Return the part of the data that opens with the line containing "bullet-icon — [185, 48, 188, 51]" and closes with the line containing "notice-title[interactable]: 1月万元明子奖金发布 千位创作者获奖", including both, copied line for line with no changes.

[start of Recorded data]

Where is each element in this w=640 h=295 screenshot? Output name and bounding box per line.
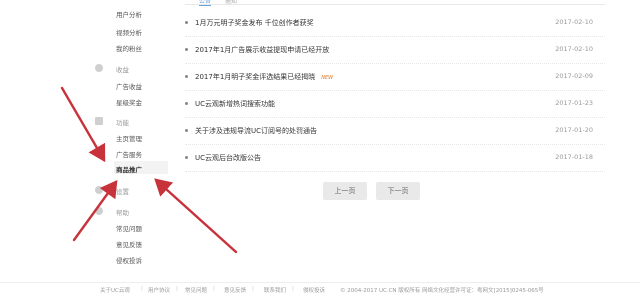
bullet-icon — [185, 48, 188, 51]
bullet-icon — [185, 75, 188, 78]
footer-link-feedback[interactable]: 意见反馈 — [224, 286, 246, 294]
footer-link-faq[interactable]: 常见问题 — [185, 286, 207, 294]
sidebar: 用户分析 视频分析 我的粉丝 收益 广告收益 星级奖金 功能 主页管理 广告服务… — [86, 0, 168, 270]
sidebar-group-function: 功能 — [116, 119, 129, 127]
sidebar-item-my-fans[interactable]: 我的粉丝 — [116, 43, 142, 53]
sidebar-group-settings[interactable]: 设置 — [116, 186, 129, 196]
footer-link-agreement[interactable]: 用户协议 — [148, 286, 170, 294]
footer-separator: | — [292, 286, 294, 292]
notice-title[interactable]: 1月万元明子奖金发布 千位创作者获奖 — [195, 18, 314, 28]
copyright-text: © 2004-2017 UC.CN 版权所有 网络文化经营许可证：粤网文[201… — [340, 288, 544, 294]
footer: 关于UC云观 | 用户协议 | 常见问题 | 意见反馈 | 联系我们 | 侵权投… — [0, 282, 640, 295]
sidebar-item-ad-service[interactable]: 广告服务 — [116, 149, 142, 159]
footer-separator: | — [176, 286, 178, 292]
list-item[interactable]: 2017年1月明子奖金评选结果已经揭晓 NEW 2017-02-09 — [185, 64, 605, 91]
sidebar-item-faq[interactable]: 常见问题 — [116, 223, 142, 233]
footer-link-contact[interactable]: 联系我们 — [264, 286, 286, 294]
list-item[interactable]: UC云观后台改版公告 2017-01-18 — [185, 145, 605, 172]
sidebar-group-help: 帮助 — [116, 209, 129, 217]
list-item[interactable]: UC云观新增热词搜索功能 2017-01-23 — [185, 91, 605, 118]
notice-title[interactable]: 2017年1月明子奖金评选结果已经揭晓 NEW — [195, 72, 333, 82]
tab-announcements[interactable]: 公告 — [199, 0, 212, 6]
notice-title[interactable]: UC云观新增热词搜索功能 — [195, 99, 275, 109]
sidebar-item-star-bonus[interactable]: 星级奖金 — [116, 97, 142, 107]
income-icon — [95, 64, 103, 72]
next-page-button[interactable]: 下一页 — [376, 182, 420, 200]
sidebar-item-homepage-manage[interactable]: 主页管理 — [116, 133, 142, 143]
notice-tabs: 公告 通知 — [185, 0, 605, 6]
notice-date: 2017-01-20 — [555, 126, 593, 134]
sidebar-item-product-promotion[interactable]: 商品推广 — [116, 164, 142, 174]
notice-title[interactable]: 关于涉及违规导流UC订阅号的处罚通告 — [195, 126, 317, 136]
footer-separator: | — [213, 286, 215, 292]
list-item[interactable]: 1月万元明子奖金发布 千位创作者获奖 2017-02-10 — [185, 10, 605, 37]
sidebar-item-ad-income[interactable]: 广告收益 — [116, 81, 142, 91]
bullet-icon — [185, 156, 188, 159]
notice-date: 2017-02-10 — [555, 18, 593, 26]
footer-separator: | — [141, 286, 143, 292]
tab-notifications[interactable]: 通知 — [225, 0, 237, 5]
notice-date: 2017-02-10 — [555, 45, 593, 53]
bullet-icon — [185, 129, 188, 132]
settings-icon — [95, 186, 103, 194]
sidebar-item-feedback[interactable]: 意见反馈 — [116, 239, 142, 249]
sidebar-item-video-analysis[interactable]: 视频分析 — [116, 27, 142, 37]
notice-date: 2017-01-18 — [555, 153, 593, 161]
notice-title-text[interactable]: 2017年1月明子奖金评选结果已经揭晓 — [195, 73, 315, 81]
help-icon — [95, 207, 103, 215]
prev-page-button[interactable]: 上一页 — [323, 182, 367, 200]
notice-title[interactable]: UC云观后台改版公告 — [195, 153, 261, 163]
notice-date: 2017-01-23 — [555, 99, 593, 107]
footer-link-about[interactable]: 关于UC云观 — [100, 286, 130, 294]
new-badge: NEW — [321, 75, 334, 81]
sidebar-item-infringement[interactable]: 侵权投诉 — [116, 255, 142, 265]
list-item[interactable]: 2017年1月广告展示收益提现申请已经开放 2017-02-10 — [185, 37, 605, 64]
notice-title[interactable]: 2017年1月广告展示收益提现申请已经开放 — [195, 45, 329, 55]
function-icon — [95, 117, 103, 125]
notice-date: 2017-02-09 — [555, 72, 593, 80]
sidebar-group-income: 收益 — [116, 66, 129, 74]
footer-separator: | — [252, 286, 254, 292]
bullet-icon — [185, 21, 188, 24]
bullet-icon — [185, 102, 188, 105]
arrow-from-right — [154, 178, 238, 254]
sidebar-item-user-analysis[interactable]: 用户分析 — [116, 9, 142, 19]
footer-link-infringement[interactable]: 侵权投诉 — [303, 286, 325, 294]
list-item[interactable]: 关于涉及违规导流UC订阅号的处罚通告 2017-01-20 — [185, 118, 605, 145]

[end of Recorded data]

**Solution**
bullet-icon — [185, 48, 188, 51]
bullet-icon — [185, 75, 188, 78]
footer-link-feedback[interactable]: 意见反馈 — [224, 286, 246, 294]
footer-link-faq[interactable]: 常见问题 — [185, 286, 207, 294]
sidebar: 用户分析 视频分析 我的粉丝 收益 广告收益 星级奖金 功能 主页管理 广告服务… — [86, 0, 168, 270]
sidebar-group-function: 功能 — [116, 119, 129, 127]
sidebar-item-my-fans[interactable]: 我的粉丝 — [116, 43, 142, 53]
sidebar-group-settings[interactable]: 设置 — [116, 186, 129, 196]
footer-link-agreement[interactable]: 用户协议 — [148, 286, 170, 294]
footer-separator: | — [292, 286, 294, 292]
notice-title[interactable]: 1月万元明子奖金发布 千位创作者获奖 — [195, 18, 314, 28]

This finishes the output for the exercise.